Excerpted records:
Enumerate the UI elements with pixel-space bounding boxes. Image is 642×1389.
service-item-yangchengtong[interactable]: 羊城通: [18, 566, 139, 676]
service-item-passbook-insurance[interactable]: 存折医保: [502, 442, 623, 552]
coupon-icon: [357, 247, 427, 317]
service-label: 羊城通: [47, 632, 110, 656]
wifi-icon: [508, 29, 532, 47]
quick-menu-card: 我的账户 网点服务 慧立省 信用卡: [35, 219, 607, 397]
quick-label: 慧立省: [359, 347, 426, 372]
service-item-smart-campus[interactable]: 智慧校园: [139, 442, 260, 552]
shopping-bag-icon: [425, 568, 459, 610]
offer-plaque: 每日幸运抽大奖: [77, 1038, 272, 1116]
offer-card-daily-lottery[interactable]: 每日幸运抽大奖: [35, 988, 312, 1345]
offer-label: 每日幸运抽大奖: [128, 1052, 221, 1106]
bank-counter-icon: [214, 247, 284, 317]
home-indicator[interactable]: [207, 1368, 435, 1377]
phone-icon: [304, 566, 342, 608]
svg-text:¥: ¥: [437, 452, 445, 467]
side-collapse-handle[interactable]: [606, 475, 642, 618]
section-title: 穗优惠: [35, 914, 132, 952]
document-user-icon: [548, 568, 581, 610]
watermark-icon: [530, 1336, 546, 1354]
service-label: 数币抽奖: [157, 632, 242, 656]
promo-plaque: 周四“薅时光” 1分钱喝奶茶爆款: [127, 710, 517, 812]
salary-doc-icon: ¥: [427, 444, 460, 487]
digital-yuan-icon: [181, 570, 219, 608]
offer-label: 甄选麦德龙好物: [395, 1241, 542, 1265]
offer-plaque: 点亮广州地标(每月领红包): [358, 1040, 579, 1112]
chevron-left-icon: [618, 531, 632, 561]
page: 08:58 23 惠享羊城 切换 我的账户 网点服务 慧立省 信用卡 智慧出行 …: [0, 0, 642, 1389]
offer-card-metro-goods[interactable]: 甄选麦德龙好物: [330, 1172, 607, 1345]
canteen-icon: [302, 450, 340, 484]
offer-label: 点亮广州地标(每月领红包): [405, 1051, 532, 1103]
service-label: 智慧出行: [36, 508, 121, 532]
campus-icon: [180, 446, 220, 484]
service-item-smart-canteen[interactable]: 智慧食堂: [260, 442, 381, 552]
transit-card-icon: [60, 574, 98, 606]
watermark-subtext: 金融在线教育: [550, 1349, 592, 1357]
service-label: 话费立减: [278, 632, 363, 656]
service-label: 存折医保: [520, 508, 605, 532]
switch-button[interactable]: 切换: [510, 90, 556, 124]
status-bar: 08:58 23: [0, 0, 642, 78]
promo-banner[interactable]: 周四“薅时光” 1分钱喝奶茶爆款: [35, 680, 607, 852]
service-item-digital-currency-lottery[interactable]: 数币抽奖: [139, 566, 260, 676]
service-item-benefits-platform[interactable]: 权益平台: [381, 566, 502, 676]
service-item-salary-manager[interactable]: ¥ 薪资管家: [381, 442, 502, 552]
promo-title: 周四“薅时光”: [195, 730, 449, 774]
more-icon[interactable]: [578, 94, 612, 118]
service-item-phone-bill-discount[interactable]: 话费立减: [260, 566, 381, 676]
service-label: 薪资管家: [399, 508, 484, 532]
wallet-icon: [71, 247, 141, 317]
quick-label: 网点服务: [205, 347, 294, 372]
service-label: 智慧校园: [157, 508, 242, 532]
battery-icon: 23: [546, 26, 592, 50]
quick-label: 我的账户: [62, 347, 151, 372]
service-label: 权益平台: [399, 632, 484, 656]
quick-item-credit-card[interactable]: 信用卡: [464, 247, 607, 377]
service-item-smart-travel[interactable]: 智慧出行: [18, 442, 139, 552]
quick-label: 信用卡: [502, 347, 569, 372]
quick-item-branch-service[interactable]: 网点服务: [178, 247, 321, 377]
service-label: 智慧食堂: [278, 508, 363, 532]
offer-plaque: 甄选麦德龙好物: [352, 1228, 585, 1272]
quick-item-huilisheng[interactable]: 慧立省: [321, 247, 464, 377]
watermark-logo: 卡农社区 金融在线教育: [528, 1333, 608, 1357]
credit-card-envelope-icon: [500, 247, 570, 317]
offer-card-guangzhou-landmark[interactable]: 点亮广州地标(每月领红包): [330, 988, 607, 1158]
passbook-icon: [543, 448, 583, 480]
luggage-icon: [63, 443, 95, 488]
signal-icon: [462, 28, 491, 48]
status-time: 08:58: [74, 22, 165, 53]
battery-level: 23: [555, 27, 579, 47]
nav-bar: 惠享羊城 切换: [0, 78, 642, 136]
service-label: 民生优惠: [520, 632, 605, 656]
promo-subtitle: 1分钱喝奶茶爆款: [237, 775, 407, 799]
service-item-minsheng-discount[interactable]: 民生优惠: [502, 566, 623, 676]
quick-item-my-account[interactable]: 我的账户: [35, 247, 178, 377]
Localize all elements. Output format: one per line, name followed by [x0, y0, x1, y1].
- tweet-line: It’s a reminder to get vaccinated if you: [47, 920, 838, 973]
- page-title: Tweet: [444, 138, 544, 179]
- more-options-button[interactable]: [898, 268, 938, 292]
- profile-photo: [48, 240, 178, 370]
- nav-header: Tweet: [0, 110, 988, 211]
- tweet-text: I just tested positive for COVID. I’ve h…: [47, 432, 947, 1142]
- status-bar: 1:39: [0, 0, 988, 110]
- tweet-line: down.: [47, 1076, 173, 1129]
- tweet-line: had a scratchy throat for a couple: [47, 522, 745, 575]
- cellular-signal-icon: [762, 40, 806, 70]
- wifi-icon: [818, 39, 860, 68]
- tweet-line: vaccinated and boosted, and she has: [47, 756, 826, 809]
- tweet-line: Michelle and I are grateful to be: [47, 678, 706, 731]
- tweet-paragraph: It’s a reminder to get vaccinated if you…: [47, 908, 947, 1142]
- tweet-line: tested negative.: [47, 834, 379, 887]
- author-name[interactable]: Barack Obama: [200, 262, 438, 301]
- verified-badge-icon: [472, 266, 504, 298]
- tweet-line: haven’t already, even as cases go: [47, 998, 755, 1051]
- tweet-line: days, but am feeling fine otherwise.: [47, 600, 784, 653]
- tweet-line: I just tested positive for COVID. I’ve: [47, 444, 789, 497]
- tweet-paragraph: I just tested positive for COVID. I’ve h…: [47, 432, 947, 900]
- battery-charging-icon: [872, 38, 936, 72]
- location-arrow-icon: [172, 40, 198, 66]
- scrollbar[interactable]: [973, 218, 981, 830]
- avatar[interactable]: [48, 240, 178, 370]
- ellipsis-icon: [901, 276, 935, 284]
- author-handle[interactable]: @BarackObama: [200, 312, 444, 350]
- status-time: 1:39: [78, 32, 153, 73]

To be done: Render every line of the items above as a Markdown table with the columns "No." and "Text", putting each line's row number under "No." and the line itself under "Text". Leave out blank lines.

Response to the exercise:
| No. | Text |
|---|---|
| 1 | Enumerate the UI elements with pixel-space bounding boxes. Image is 642×1389. |
| 2 | service-item-yangchengtong[interactable]: 羊城通: [18, 566, 139, 676] |
| 3 | service-item-passbook-insurance[interactable]: 存折医保: [502, 442, 623, 552] |
| 4 | coupon-icon: [357, 247, 427, 317] |
| 5 | service-label: 羊城通: [47, 632, 110, 656] |
| 6 | wifi-icon: [508, 29, 532, 47] |
| 7 | quick-menu-card: 我的账户 网点服务 慧立省 信用卡: [35, 219, 607, 397] |
| 8 | quick-label: 慧立省: [359, 347, 426, 372] |
| 9 | service-item-smart-campus[interactable]: 智慧校园: [139, 442, 260, 552] |
| 10 | shopping-bag-icon: [425, 568, 459, 610] |
| 11 | offer-plaque: 每日幸运抽大奖: [77, 1038, 272, 1116] |
| 12 | offer-card-daily-lottery[interactable]: 每日幸运抽大奖: [35, 988, 312, 1345] |
| 13 | offer-label: 每日幸运抽大奖: [128, 1052, 221, 1106] |
| 14 | bank-counter-icon: [214, 247, 284, 317] |
| 15 | home-indicator[interactable]: [207, 1368, 435, 1377] |
| 16 | phone-icon: [304, 566, 342, 608] |
| 17 | svg-text:¥: ¥: [437, 452, 445, 467] |
| 18 | side-collapse-handle[interactable]: [606, 475, 642, 618] |
| 19 | section-title: 穗优惠: [35, 914, 132, 952] |
| 20 | document-user-icon: [548, 568, 581, 610] |
| 21 | watermark-icon: [530, 1336, 546, 1354] |
| 22 | service-label: 数币抽奖: [157, 632, 242, 656] |
| 23 | promo-plaque: 周四“薅时光” 1分钱喝奶茶爆款: [127, 710, 517, 812] |
| 24 | salary-doc-icon: ¥: [427, 444, 460, 487] |
| 25 | digital-yuan-icon: [181, 570, 219, 608] |
| 26 | offer-label: 甄选麦德龙好物: [395, 1241, 542, 1265] |
| 27 | offer-plaque: 点亮广州地标(每月领红包): [358, 1040, 579, 1112] |
| 28 | chevron-left-icon: [618, 531, 632, 561] |
| 29 | page: 08:58 23 惠享羊城 切换 我的账户 网点服务 慧立省 信用卡 智慧出行 …: [0, 0, 642, 1389] |
| 30 | offer-card-metro-goods[interactable]: 甄选麦德龙好物: [330, 1172, 607, 1345] |
| 31 | canteen-icon: [302, 450, 340, 484] |
| 32 | offer-label: 点亮广州地标(每月领红包): [405, 1051, 532, 1103] |
| 33 | service-label: 智慧出行: [36, 508, 121, 532] |
| 34 | campus-icon: [180, 446, 220, 484] |
| 35 | service-item-smart-canteen[interactable]: 智慧食堂: [260, 442, 381, 552] |
| 36 | transit-card-icon: [60, 574, 98, 606] |
| 37 | watermark-subtext: 金融在线教育: [550, 1349, 592, 1357] |
| 38 | service-label: 话费立减: [278, 632, 363, 656] |
| 39 | service-label: 存折医保: [520, 508, 605, 532] |
| 40 | switch-button[interactable]: 切换: [510, 90, 556, 124] |
| 41 | status-bar: 08:58 23: [0, 0, 642, 78] |
| 42 | promo-banner[interactable]: 周四“薅时光” 1分钱喝奶茶爆款: [35, 680, 607, 852] |
| 43 | service-item-digital-currency-lottery[interactable]: 数币抽奖: [139, 566, 260, 676] |
| 44 | service-item-benefits-platform[interactable]: 权益平台: [381, 566, 502, 676] |
| 45 | service-item-salary-manager[interactable]: ¥ 薪资管家: [381, 442, 502, 552] |
| 46 | promo-title: 周四“薅时光”: [195, 730, 449, 774] |
| 47 | more-icon[interactable]: [578, 94, 612, 118] |
| 48 | service-item-phone-bill-discount[interactable]: 话费立减: [260, 566, 381, 676] |
| 49 | service-label: 薪资管家: [399, 508, 484, 532] |
| 50 | wallet-icon: [71, 247, 141, 317] |
| 51 | quick-label: 网点服务: [205, 347, 294, 372] |
| 52 | service-label: 智慧校园: [157, 508, 242, 532] |
| 53 | battery-icon: 23: [546, 26, 592, 50] |
| 54 | quick-label: 我的账户: [62, 347, 151, 372] |
| 55 | service-label: 权益平台: [399, 632, 484, 656] |
| 56 | quick-item-credit-card[interactable]: 信用卡: [464, 247, 607, 377] |
| 57 | service-item-smart-travel[interactable]: 智慧出行: [18, 442, 139, 552] |
| 58 | quick-label: 信用卡: [502, 347, 569, 372] |
| 59 | quick-item-branch-service[interactable]: 网点服务: [178, 247, 321, 377] |
| 60 | service-label: 智慧食堂: [278, 508, 363, 532] |
| 61 | offer-plaque: 甄选麦德龙好物: [352, 1228, 585, 1272] |
| 62 | quick-item-huilisheng[interactable]: 慧立省: [321, 247, 464, 377] |
| 63 | watermark-logo: 卡农社区 金融在线教育: [528, 1333, 608, 1357] |
| 64 | credit-card-envelope-icon: [500, 247, 570, 317] |
| 65 | offer-card-guangzhou-landmark[interactable]: 点亮广州地标(每月领红包): [330, 988, 607, 1158] |
| 66 | passbook-icon: [543, 448, 583, 480] |
| 67 | luggage-icon: [63, 443, 95, 488] |
| 68 | signal-icon: [462, 28, 491, 48] |
| 69 | status-time: 08:58: [74, 22, 165, 53] |
| 70 | battery-level: 23: [555, 27, 579, 47] |
| 71 | nav-bar: 惠享羊城 切换: [0, 78, 642, 136] |
| 72 | service-label: 民生优惠: [520, 632, 605, 656] |
| 73 | promo-subtitle: 1分钱喝奶茶爆款: [237, 775, 407, 799] |
| 74 | service-item-minsheng-discount[interactable]: 民生优惠: [502, 566, 623, 676] |
| 75 | quick-item-my-account[interactable]: 我的账户: [35, 247, 178, 377] |
| 76 | Localize all elements. Output format: one per line, name followed by [x0, y0, x1, y1]. |
| 77 | - tweet-line: It’s a reminder to get vaccinated if you: [47, 920, 838, 973] |
| 78 | - page-title: Tweet: [444, 138, 544, 179] |
| 79 | - more-options-button[interactable]: [898, 268, 938, 292] |
| 80 | - profile-photo: [48, 240, 178, 370] |
| 81 | - nav-header: Tweet: [0, 110, 988, 211] |
| 82 | - tweet-text: I just tested positive for COVID. I’ve h…: [47, 432, 947, 1142] |
| 83 | - status-bar: 1:39: [0, 0, 988, 110] |
| 84 | - tweet-line: down.: [47, 1076, 173, 1129] |
| 85 | - tweet-line: had a scratchy throat for a couple: [47, 522, 745, 575] |
| 86 | - cellular-signal-icon: [762, 40, 806, 70] |
| 87 | - wifi-icon: [818, 39, 860, 68] |
| 88 | - tweet-line: vaccinated and boosted, and she has: [47, 756, 826, 809] |
| 89 | - tweet-line: Michelle and I are grateful to be: [47, 678, 706, 731] |
| 90 | - tweet-paragraph: It’s a reminder to get vaccinated if you…: [47, 908, 947, 1142] |
| 91 | - tweet-line: tested negative.: [47, 834, 379, 887] |
| 92 | - author-name[interactable]: Barack Obama: [200, 262, 438, 301] |
| 93 | - verified-badge-icon: [472, 266, 504, 298] |
| 94 | - tweet-line: haven’t already, even as cases go: [47, 998, 755, 1051] |
| 95 | - tweet-line: days, but am feeling fine otherwise.: [47, 600, 784, 653] |
| 96 | - tweet-line: I just tested positive for COVID. I’ve: [47, 444, 789, 497] |
| 97 | - tweet-paragraph: I just tested positive for COVID. I’ve h…: [47, 432, 947, 900] |
| 98 | - battery-charging-icon: [872, 38, 936, 72] |
| 99 | - location-arrow-icon: [172, 40, 198, 66] |
| 100 | - scrollbar[interactable]: [973, 218, 981, 830] |
| 101 | - avatar[interactable]: [48, 240, 178, 370] |
| 102 | - ellipsis-icon: [901, 276, 935, 284] |
| 103 | - author-handle[interactable]: @BarackObama: [200, 312, 444, 350] |
| 104 | - status-time: 1:39: [78, 32, 153, 73] |